### [Tugas Anda]
Lanjutkan teks di bawah ini tentang memandang Allah di surga, mulai tepat setelah kalimat terakhirnya.

### [Teks Pilihan]
Memandang Allah di Surga

1193

HIDUPKATOLIK.com – Dalam khotbah, seorang Romo mengatakan bahwa surga bagi orang Katolik ialah memandang Allah. Mengapa penekanan diletakkan dalam pandangan? Bukankah gambaran biblis surga sebagai perjamuan lebih menarik dan kaya? Apakah “memandang Allah” adalah ajaran Gereja Katolik?

Yohanes Tony Seputro, Malang

Pertama, lukisan kebahagiaan kekal sebagai memandang Allah (visio beatifica) adalah ajaran Gereja Katolik sampai sekarang (KGK 1023, 1028), tetapi bukan satu-satunya gambaran tentang surga (KGK 1023-1027). Ajaran ini ditetapkan Paus Benediktus XII dalam Konstitusi Benediktus Deus (1336): “Sejak sengsara dan wafat Tuhan kita Yesus Kristus, jiwa-jiwa orang yang terberkati, di surga, telah memandang hakikat ilahi dengan penglihatan intuitif, dari muka ke muka, karena hakikat ilahi dinyatakan kepada mereka secara langsung, tak-tertutup, jelas dan terbuka.” Paus Pius XII dalam ensikliknya tentang Tubuh Mistik Kristus, menegaskan lebih lanjut, “Mereka melihat Bapa, Putra, dan Roh Ilahi karena mata rohani mereka dikuatkan dengan cahaya dari atas.”

Ajaran Gereja tentang visio beatifica ini seringkali diungkapkan dalam Kitab Suci. Yesus sendiri berkata, “Berbahagialah orang yang suci hatinya, karena mereka akan melihat Allah.” (Mat 5:8). Sekali lagi, “Ada malaikat mereka di surga yang selalu memandang wajah Bapa-Ku yang di surga.” (Mat 18:10). Yohanes Rasul juga menulis, “Sebab kita akan melihat Dia dalam keadaan-Nya yang sebenarnya.” (1 Yoh 3:2). St Paulus menulis, bahkan lebih jelas lagi, “Karena sekarang kita melihat dalam cermin suatu gambaran yang samar-samar, tetapi nanti kita akan melihat muka dengan muka.” (1 Kor 13:12). Itulah pengenalan yang lebih sempurna akan Allah di surga.

### [Entri Data]
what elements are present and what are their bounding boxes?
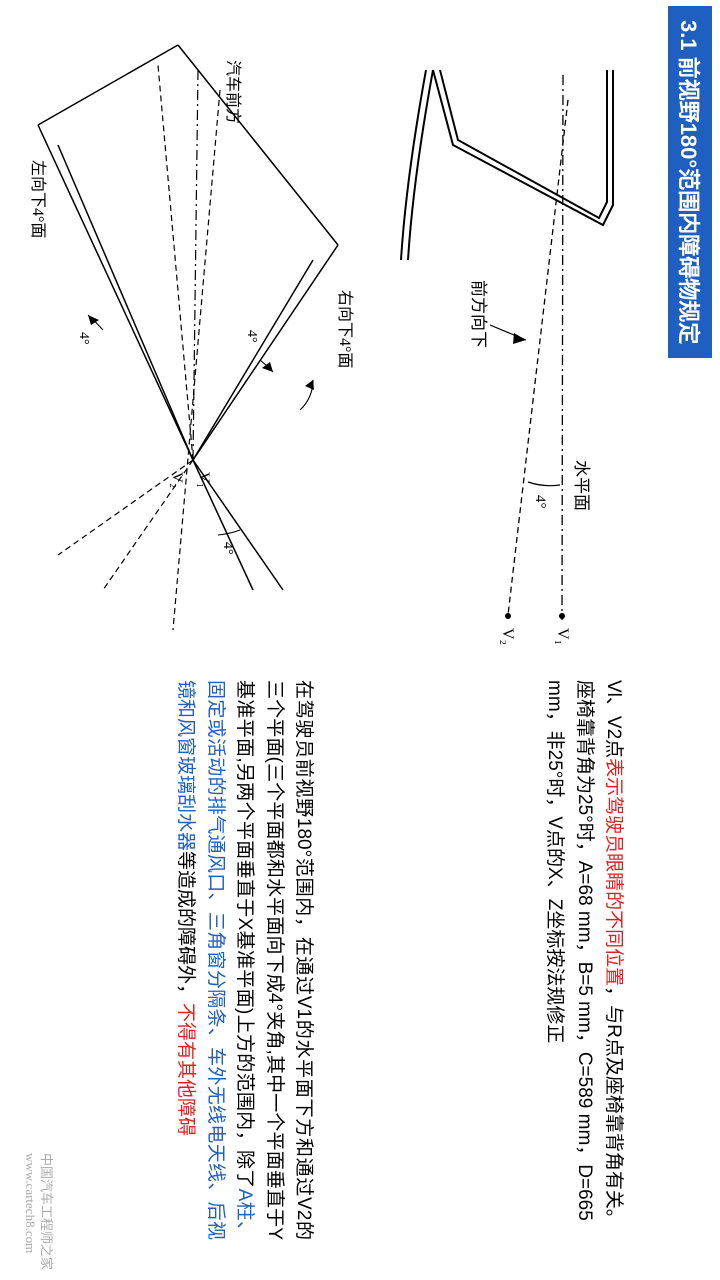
label-v1: V₁ <box>554 628 571 645</box>
top-figure: V₁ V₂ 水平面 4° 前方向下 <box>378 30 658 650</box>
label-v1-b: V₁ <box>196 472 212 488</box>
label-left-plane: 左向下4°面 <box>29 160 47 238</box>
bottom-description: 在驾驶员前视野180°范围内，在通过V1的水平面下方和通过V2的三个平面(三个平… <box>171 680 318 1240</box>
watermark-text-1: 中国汽车工程师之家 <box>39 1153 54 1270</box>
label-angle-2: 4° <box>244 330 259 343</box>
topdesc-red: 表示驾驶员眼睛的不同位置 <box>603 758 624 986</box>
section-title: 3.1 前视野180°范围内障碍物规定 <box>668 6 712 358</box>
watermark: 中国汽车工程师之家 www.cartech8.com <box>22 1153 57 1270</box>
botdesc-b: 等造成的障碍外， <box>175 851 196 1003</box>
label-angle-1: 4° <box>220 542 235 555</box>
label-horiz-plane: 水平面 <box>572 460 591 511</box>
label-v2-b: V₂ <box>169 472 185 488</box>
bottom-figure: V₁ V₂ 4° 4° 4° 右向下4°面 左向下4°面 汽车前方 <box>28 30 358 650</box>
watermark-text-2: www.cartech8.com <box>23 1153 38 1253</box>
label-forward: 汽车前方 <box>224 60 242 124</box>
botdesc-red: 不得有其他障碍 <box>175 1003 196 1136</box>
label-angle-top: 4° <box>532 495 548 509</box>
label-v2: V₂ <box>499 628 516 645</box>
label-forward-down: 前方向下 <box>469 280 488 348</box>
label-angle-3: 4° <box>76 332 91 345</box>
botdesc-a: 在驾驶员前视野180°范围内，在通过V1的水平面下方和通过V2的三个平面(三个平… <box>234 680 314 1240</box>
content-area: V₁ V₂ 水平面 4° 前方向下 Vl、V2点表示驾驶员眼睛的不同位置，与R点… <box>18 0 658 1280</box>
topdesc-a: Vl、V2点 <box>603 680 624 758</box>
label-right-plane: 右向下4°面 <box>336 290 354 368</box>
top-description: Vl、V2点表示驾驶员眼睛的不同位置，与R点及座椅靠背角有关。座椅靠背角为25°… <box>540 680 628 1240</box>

### [Jawaban Latihan]
Kedua, yang dimaksud pandangan di sini adalah sebuah analogi, bukan tindakan fisik memandang secara jasmani, karena Allah adalah roh dan tidak kelihatan. “Pandangan” melukiskan relasi manusia dengan Allah, di mana manusia “mencerap” secara penuh dan tak terhalang kekayaan keberadaan misteri Allah, karena Allah memampukan manusia.

Berhadapan dengan Allah, manusia menikmati kelimpahan kebahagiaan kekal dari keberadaan Allah. Hal ini bisa secara analog dibandingkan dengan sepasang kekasih yang “melihat” keberadaan yang kaya dari kekasihnya bukan lagi dengan mata jasmani, tetapi dengan mata hati, dan merasakan kebahagiaan yang luar biasa. Itulah alasana Kristus menggambarkan kebahagiaan surgawi sebagai perjamuan nikah (Mat 25:1-13; Why 19:6; 21:2). Di surga, dalam perjamuan nikah abadi, Allah akan menjadi mempelai laki-laki dari jiwa kita. Allah dan manusia saling ditenggelamkan dalam satu kesatuan rohani yang paling intim.

Ketiga, gambaran kita tentang surga sebagai visio beatifica memang bisa diperkaya dengan gambaran surga sebagai “kehidupan sempurna bersama Tritunggal Mahakudus”, persekutuan kehidupan dan cinta bersama Allah, serta pemenuhan kerinduan terdalam manusia, keadaan bahagia tertinggi dan definitif.” (KGK 1024). Surga adalah persekutuan bahagia dari semua yang bergabung sepenuhnya dengan Kristus.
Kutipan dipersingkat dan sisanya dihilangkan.